*Görevin amacı*
Aşağıdaki satırların hepsini, tek bir harfini bile değiştirmeden aynen yineler misin?

────────────────

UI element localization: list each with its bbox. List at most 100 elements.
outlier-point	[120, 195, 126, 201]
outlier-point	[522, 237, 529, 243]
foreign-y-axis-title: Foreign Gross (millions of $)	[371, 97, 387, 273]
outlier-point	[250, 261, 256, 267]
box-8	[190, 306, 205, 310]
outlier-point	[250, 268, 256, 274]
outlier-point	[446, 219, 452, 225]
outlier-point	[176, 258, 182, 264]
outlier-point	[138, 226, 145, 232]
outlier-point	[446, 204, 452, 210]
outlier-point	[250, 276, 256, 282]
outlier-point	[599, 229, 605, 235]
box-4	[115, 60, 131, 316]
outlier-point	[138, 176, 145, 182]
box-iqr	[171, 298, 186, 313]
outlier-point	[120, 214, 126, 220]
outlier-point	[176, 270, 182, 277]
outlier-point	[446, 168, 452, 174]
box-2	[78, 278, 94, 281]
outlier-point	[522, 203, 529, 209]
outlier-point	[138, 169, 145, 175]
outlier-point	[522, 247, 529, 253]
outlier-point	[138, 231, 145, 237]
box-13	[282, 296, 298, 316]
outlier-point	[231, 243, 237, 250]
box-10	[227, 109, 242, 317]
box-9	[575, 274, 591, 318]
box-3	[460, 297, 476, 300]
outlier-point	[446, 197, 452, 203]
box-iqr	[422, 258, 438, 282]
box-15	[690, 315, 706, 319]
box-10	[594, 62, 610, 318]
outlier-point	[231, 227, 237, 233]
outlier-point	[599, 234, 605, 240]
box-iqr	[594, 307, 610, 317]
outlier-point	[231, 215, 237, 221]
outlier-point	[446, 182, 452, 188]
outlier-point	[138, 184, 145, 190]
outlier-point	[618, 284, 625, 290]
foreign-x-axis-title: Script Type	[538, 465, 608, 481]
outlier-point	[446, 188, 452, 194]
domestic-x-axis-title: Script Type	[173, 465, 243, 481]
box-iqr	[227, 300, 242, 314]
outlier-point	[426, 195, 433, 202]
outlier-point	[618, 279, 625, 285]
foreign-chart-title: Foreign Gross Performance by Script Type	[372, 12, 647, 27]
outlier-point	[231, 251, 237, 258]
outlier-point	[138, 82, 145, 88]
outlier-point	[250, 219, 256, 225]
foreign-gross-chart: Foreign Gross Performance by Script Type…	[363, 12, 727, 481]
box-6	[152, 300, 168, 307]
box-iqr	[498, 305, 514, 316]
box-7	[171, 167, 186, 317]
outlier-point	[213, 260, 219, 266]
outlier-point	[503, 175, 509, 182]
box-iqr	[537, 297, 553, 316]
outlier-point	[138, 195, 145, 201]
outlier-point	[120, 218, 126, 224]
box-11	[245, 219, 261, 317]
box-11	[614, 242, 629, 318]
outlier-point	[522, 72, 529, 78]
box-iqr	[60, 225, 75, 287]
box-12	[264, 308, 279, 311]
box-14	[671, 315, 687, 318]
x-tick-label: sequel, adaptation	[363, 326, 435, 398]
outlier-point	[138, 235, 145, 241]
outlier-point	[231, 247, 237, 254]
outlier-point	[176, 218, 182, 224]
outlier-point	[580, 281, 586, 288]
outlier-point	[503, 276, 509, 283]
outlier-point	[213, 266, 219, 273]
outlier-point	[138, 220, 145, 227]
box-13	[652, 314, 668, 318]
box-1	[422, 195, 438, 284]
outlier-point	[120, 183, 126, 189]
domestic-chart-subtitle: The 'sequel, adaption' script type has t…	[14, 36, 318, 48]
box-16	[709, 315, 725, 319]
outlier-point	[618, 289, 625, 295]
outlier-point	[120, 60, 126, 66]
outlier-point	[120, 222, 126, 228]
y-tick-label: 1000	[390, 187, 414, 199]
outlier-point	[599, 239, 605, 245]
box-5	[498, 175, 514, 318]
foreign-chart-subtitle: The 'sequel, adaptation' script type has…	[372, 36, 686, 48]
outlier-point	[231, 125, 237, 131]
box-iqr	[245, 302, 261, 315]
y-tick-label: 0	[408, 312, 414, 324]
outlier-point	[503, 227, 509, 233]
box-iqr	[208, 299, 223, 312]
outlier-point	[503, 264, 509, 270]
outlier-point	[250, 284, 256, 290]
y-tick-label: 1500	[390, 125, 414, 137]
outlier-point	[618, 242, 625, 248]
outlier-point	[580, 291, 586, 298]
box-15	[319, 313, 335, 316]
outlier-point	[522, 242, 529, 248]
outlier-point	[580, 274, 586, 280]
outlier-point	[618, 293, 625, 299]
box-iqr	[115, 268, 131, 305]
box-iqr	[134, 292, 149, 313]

────────────────

*Eksiksiz yanıt*
UI element localization: list each with its bbox. List at most 100 elements.
outlier-point	[120, 195, 126, 201]
outlier-point	[522, 237, 529, 243]
foreign-y-axis-title: Foreign Gross (millions of $)	[371, 97, 387, 273]
outlier-point	[250, 261, 256, 267]
box-8	[190, 306, 205, 310]
outlier-point	[250, 268, 256, 274]
outlier-point	[446, 219, 452, 225]
outlier-point	[176, 258, 182, 264]
outlier-point	[138, 226, 145, 232]
outlier-point	[446, 204, 452, 210]
outlier-point	[250, 276, 256, 282]
outlier-point	[599, 229, 605, 235]
box-4	[115, 60, 131, 316]
outlier-point	[138, 176, 145, 182]
box-iqr	[171, 298, 186, 313]
outlier-point	[120, 214, 126, 220]
outlier-point	[176, 270, 182, 277]
outlier-point	[446, 168, 452, 174]
box-2	[78, 278, 94, 281]
outlier-point	[522, 203, 529, 209]
outlier-point	[138, 169, 145, 175]
outlier-point	[522, 247, 529, 253]
outlier-point	[138, 231, 145, 237]
box-13	[282, 296, 298, 316]
outlier-point	[231, 243, 237, 250]
box-10	[227, 109, 242, 317]
box-9	[575, 274, 591, 318]
box-3	[460, 297, 476, 300]
outlier-point	[446, 197, 452, 203]
box-iqr	[422, 258, 438, 282]
box-15	[690, 315, 706, 319]
box-10	[594, 62, 610, 318]
outlier-point	[231, 227, 237, 233]
outlier-point	[599, 234, 605, 240]
box-iqr	[594, 307, 610, 317]
outlier-point	[231, 215, 237, 221]
outlier-point	[446, 182, 452, 188]
outlier-point	[138, 184, 145, 190]
outlier-point	[618, 284, 625, 290]
foreign-x-axis-title: Script Type	[538, 465, 608, 481]
outlier-point	[446, 188, 452, 194]
domestic-x-axis-title: Script Type	[173, 465, 243, 481]
box-iqr	[227, 300, 242, 314]
outlier-point	[426, 195, 433, 202]
outlier-point	[618, 279, 625, 285]
foreign-chart-title: Foreign Gross Performance by Script Type	[372, 12, 647, 27]
outlier-point	[231, 251, 237, 258]
outlier-point	[138, 82, 145, 88]
outlier-point	[250, 219, 256, 225]
foreign-gross-chart: Foreign Gross Performance by Script Type…	[363, 12, 727, 481]
box-6	[152, 300, 168, 307]
box-iqr	[498, 305, 514, 316]
box-7	[171, 167, 186, 317]
outlier-point	[213, 260, 219, 266]
outlier-point	[503, 175, 509, 182]
box-iqr	[537, 297, 553, 316]
outlier-point	[138, 195, 145, 201]
outlier-point	[120, 218, 126, 224]
box-11	[245, 219, 261, 317]
box-11	[614, 242, 629, 318]
outlier-point	[522, 72, 529, 78]
box-iqr	[60, 225, 75, 287]
box-12	[264, 308, 279, 311]
box-14	[671, 315, 687, 318]
x-tick-label: sequel, adaptation	[363, 326, 435, 398]
outlier-point	[138, 235, 145, 241]
outlier-point	[231, 247, 237, 254]
outlier-point	[176, 218, 182, 224]
outlier-point	[580, 281, 586, 288]
outlier-point	[503, 276, 509, 283]
outlier-point	[213, 266, 219, 273]
outlier-point	[138, 220, 145, 227]
box-13	[652, 314, 668, 318]
box-1	[422, 195, 438, 284]
outlier-point	[120, 183, 126, 189]
domestic-chart-subtitle: The 'sequel, adaption' script type has t…	[14, 36, 318, 48]
box-16	[709, 315, 725, 319]
outlier-point	[618, 289, 625, 295]
outlier-point	[120, 60, 126, 66]
outlier-point	[120, 222, 126, 228]
y-tick-label: 1000	[390, 187, 414, 199]
outlier-point	[599, 239, 605, 245]
box-5	[498, 175, 514, 318]
foreign-chart-subtitle: The 'sequel, adaptation' script type has…	[372, 36, 686, 48]
outlier-point	[231, 125, 237, 131]
box-iqr	[245, 302, 261, 315]
y-tick-label: 0	[408, 312, 414, 324]
outlier-point	[503, 227, 509, 233]
box-iqr	[208, 299, 223, 312]
outlier-point	[503, 264, 509, 270]
outlier-point	[250, 284, 256, 290]
y-tick-label: 1500	[390, 125, 414, 137]
outlier-point	[618, 242, 625, 248]
outlier-point	[580, 291, 586, 298]
box-15	[319, 313, 335, 316]
outlier-point	[522, 242, 529, 248]
outlier-point	[580, 274, 586, 280]
outlier-point	[618, 293, 625, 299]
box-iqr	[115, 268, 131, 305]
box-iqr	[134, 292, 149, 313]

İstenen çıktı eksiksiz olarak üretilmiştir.